-- start of Supplied data --
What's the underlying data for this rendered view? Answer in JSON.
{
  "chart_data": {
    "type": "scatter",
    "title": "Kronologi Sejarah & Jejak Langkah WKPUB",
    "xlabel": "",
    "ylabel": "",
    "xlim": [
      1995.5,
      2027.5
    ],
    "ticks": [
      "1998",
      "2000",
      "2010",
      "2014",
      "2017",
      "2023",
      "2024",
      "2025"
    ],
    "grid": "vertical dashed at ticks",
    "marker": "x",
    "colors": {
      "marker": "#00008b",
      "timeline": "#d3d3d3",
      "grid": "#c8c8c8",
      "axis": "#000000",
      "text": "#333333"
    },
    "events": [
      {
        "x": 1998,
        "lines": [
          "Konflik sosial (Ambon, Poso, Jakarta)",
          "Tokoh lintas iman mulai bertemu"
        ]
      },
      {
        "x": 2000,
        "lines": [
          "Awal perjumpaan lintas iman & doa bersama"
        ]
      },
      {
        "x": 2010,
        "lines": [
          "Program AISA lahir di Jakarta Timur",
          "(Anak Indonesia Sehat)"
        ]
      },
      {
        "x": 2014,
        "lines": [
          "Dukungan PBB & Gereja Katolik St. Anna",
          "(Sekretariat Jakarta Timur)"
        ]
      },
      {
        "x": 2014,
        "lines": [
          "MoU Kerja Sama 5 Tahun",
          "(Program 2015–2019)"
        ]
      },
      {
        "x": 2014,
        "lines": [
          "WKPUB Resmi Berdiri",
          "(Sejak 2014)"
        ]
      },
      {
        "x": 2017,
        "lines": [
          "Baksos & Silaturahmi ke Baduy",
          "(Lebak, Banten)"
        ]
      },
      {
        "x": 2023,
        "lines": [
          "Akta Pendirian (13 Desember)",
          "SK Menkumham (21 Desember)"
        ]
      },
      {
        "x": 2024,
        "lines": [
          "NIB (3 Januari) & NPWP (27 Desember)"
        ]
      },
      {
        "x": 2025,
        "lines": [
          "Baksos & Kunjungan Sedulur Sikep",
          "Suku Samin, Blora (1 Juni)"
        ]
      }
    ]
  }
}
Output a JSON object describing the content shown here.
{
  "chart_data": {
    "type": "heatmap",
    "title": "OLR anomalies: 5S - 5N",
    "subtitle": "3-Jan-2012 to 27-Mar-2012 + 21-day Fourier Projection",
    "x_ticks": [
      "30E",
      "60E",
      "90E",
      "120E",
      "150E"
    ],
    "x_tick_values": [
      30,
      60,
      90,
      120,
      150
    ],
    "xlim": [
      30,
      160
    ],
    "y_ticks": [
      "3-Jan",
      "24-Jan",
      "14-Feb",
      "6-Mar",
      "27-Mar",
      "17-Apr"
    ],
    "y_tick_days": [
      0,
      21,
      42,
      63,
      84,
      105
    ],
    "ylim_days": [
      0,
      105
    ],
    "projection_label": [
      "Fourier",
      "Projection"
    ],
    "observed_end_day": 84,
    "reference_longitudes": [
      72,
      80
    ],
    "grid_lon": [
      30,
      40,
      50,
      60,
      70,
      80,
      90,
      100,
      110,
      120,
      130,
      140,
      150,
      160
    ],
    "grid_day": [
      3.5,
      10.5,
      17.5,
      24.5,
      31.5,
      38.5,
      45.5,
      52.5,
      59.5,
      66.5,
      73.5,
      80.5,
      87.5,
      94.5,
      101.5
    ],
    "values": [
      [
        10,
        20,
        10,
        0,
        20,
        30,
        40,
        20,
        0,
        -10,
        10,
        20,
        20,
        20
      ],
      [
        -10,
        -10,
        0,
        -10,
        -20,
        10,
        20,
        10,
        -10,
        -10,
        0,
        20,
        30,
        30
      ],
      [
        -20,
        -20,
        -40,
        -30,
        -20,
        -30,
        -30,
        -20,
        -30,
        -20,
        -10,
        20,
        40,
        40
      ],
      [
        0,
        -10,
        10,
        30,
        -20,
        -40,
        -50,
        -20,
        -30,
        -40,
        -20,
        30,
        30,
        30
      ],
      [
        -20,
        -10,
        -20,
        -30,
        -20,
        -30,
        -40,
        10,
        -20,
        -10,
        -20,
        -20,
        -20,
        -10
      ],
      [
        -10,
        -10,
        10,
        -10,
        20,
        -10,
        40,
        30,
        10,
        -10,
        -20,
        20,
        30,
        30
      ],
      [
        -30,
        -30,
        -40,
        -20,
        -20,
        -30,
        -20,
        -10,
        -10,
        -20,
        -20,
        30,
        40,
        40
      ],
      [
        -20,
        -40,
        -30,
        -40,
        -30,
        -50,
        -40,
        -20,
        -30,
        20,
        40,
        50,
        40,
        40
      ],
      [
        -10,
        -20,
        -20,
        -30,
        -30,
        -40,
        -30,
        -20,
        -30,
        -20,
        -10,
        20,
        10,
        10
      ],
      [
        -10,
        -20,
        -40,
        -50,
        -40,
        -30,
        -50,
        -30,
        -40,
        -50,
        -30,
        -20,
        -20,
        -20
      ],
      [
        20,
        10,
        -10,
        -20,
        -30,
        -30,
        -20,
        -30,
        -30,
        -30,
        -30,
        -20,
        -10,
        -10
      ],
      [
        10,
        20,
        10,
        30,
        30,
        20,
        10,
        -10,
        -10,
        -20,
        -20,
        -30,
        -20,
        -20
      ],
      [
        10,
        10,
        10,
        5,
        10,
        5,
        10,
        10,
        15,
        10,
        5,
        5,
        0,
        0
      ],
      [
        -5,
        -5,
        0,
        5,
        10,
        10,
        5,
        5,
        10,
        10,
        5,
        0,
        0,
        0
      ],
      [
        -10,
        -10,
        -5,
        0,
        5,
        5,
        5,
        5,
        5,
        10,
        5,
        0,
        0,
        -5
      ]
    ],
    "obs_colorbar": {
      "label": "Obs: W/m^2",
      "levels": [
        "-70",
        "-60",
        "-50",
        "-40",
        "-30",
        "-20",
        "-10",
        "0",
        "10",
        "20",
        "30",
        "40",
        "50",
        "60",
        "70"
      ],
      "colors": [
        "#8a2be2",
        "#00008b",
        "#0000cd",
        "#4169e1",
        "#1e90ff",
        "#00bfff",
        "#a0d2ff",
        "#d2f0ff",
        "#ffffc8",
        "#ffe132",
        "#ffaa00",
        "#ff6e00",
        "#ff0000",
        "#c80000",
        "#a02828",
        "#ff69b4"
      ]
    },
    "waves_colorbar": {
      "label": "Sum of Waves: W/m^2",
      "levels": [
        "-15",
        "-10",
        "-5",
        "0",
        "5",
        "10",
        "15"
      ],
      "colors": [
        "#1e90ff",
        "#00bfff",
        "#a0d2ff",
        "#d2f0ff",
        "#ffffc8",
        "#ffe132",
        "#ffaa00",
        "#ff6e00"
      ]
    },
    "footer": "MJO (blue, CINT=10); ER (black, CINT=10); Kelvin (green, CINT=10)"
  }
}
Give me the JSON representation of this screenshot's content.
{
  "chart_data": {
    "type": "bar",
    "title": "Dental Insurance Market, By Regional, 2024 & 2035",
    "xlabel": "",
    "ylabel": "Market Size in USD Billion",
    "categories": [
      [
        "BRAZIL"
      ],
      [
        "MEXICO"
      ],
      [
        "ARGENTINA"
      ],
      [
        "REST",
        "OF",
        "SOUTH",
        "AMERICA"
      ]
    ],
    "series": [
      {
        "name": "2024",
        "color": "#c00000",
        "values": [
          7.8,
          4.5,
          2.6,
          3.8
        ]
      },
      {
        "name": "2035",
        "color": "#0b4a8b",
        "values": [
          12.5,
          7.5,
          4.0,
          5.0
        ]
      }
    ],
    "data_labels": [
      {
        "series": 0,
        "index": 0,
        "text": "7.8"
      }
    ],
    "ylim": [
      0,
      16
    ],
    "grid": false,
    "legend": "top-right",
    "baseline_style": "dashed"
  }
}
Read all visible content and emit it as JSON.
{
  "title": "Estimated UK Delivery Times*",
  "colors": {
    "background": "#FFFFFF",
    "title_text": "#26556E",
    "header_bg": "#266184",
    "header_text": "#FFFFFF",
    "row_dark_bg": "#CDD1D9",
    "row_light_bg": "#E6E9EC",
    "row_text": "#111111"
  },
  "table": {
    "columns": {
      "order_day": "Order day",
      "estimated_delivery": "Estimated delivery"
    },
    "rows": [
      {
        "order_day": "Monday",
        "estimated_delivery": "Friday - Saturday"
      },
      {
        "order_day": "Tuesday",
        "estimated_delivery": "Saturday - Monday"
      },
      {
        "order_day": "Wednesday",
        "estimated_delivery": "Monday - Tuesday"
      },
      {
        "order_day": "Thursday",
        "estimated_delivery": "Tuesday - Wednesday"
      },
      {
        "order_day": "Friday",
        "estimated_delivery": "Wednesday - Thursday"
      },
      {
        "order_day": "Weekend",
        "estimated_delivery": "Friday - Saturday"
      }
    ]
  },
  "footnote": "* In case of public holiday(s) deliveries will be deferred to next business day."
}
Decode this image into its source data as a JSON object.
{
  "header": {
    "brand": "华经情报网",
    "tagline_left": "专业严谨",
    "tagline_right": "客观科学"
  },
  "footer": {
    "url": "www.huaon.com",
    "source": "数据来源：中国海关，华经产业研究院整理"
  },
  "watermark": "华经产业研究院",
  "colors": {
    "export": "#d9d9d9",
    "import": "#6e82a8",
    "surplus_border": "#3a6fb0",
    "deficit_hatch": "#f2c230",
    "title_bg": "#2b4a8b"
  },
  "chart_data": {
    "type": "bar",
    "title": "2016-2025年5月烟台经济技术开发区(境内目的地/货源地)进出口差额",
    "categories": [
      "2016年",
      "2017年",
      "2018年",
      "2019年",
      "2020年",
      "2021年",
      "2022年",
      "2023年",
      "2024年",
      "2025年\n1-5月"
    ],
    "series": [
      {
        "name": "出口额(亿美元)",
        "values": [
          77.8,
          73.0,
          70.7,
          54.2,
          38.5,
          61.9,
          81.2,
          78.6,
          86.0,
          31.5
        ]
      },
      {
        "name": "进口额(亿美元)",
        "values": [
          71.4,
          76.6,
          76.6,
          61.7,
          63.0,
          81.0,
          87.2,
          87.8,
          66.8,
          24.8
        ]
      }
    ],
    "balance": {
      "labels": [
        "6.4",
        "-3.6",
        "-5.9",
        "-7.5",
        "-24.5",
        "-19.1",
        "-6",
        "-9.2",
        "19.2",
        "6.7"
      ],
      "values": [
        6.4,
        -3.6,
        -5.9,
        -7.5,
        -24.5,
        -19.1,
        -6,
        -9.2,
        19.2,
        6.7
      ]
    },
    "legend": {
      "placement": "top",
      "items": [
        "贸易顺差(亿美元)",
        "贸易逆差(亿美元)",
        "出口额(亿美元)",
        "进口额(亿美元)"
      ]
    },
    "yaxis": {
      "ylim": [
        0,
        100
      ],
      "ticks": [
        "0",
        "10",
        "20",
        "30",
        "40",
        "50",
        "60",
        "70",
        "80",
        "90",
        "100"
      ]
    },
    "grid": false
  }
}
-- end of Supplied data --
= Stated problem =
Report all lines of the data that include the word "Thursday".

= Task answer =
        "order_day": "Thursday",
        "estimated_delivery": "Wednesday - Thursday"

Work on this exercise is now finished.